[Data excerpts]
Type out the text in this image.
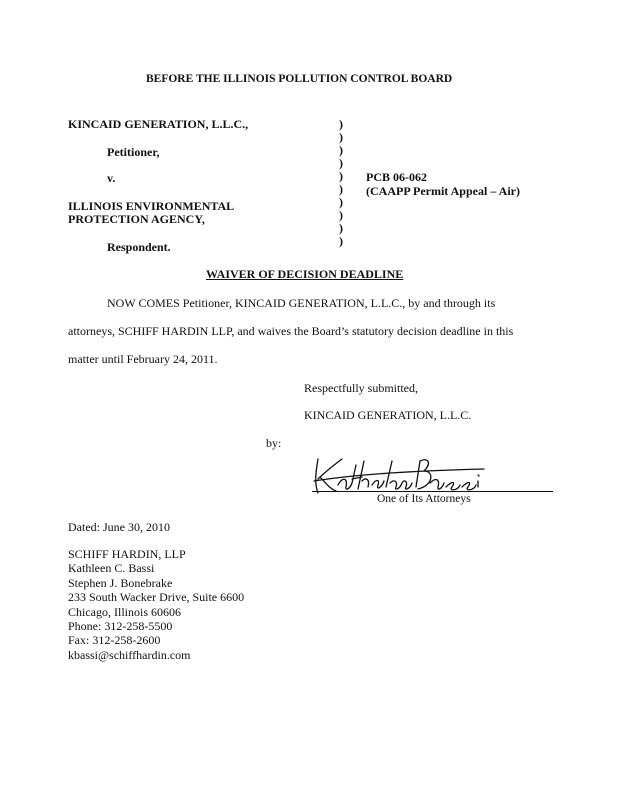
BEFORE THE ILLINOIS POLLUTION CONTROL BOARD
KINCAID GENERATION, L.L.C.,
Petitioner,
v.
ILLINOIS ENVIRONMENTAL
PROTECTION AGENCY,
Respondent.
)
)
)
)
)
)
)
)
)
)
PCB 06-062
(CAAPP Permit Appeal – Air)
WAIVER OF DECISION DEADLINE
NOW COMES Petitioner, KINCAID GENERATION, L.L.C., by and through its
attorneys, SCHIFF HARDIN LLP, and waives the Board’s statutory decision deadline in this
matter until February 24, 2011.
Respectfully submitted,
KINCAID GENERATION, L.L.C.
by:
One of Its Attorneys
Dated: June 30, 2010
SCHIFF HARDIN, LLP
Kathleen C. Bassi
Stephen J. Bonebrake
233 South Wacker Drive, Suite 6600
Chicago, Illinois 60606
Phone: 312-258-5500
Fax: 312-258-2600
kbassi@schiffhardin.com
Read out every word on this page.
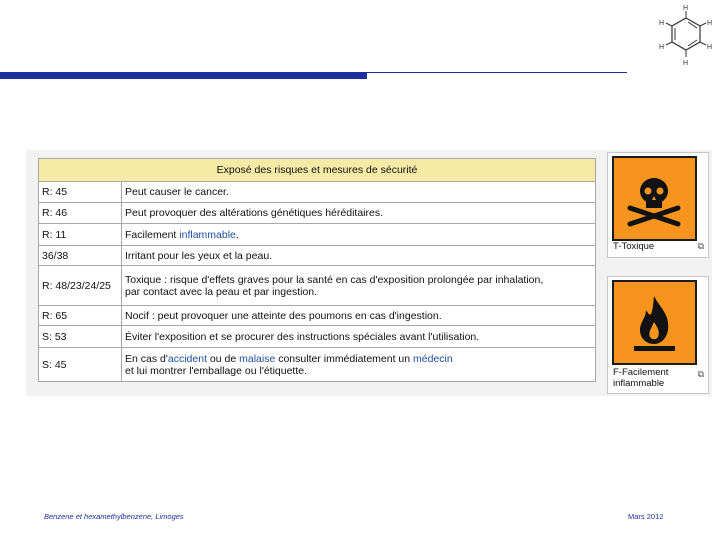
H
H
H
H
H
H
Exposé des risques et mesures de sécurité	
R: 45	Peut causer le cancer.
R: 46	Peut provoquer des altérations génétiques héréditaires.
R: 11	Facilement inflammable.
36/38	Irritant pour les yeux et la peau.
R: 48/23/24/25	Toxique : risque d'effets graves pour la santé en cas d'exposition prolongée par inhalation,
par contact avec la peau et par ingestion.

R: 65	Nocif : peut provoquer une atteinte des poumons en cas d'ingestion.
S: 53	Éviter l'exposition et se procurer des instructions spéciales avant l'utilisation.
S: 45	En cas d'accident ou de malaise consulter immédiatement un médecin
et lui montrer l'emballage ou l'étiquette.
T-Toxique	⧉
F-Facilement
inflammable
⧉
Benzene et hexamethylbenzene, Limoges	Mars 2012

PROBLEM DESCRIPTION:
Where a line of the entries contains the word "pour", copy that line.

OUTPUT FOR THIS EXERCISE:
36/38	Irritant pour les yeux et la peau.
R: 48/23/24/25	Toxique : risque d'effets graves pour la santé en cas d'exposition prolongée par inhalation,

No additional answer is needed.